STATED PROBLEM —
Copy out every line containing the word "اطلاعات".

AVAILABLE RECORDS —
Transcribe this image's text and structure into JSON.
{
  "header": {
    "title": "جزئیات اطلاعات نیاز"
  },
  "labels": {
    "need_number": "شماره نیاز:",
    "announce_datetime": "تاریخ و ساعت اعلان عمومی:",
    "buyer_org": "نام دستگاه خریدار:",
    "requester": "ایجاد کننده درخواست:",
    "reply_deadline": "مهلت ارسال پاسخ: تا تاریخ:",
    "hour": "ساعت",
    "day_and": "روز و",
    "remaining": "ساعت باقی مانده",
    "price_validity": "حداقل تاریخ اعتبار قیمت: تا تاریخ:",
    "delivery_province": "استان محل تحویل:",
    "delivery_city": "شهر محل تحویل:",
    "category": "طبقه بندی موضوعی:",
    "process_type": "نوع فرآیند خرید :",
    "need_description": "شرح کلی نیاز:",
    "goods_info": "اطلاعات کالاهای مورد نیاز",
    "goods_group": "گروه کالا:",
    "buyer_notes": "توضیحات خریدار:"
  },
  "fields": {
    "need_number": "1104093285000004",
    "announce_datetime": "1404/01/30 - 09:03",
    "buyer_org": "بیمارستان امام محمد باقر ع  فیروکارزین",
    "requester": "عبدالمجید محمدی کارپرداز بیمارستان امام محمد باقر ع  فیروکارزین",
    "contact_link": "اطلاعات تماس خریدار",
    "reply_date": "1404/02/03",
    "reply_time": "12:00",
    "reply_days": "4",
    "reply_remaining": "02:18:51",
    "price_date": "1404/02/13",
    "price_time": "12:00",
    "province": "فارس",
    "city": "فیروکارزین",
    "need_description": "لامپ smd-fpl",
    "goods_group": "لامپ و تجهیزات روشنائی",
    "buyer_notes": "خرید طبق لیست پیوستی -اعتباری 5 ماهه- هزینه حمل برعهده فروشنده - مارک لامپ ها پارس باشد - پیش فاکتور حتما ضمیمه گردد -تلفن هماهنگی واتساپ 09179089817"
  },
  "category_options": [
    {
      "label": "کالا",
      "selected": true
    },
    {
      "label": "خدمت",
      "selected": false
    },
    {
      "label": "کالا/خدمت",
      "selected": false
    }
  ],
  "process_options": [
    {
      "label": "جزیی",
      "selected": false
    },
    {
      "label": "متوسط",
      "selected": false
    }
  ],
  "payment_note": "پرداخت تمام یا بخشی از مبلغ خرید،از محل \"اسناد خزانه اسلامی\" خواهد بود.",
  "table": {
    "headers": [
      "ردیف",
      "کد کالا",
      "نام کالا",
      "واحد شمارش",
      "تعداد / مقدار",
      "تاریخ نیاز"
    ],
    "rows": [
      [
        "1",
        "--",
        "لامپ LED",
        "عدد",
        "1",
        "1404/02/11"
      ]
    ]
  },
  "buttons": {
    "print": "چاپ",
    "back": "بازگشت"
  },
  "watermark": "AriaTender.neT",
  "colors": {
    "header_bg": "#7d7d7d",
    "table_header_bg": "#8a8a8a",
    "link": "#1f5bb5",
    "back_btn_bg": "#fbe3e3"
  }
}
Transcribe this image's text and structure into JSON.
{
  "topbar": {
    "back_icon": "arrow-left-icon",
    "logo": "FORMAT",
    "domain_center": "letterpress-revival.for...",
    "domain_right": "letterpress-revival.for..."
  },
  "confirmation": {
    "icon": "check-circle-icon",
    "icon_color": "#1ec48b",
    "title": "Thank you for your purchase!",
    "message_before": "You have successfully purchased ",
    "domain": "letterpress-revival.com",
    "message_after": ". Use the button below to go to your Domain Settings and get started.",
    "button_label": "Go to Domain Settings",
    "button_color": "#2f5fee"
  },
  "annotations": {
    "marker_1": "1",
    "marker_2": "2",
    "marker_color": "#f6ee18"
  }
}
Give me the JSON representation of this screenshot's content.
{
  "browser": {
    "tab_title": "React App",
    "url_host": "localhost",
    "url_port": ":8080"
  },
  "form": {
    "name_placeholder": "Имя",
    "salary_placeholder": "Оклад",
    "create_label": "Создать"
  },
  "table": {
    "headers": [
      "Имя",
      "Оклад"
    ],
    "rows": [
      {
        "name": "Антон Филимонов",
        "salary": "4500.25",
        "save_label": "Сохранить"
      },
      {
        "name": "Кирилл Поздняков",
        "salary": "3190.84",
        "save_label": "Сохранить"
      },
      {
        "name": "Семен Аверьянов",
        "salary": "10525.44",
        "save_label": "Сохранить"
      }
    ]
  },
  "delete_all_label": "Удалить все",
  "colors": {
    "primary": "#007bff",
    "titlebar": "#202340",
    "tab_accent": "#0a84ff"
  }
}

EXERCISE SOLUTION —
    "title": "جزئیات اطلاعات نیاز"
    "goods_info": "اطلاعات کالاهای مورد نیاز",
    "contact_link": "اطلاعات تماس خریدار",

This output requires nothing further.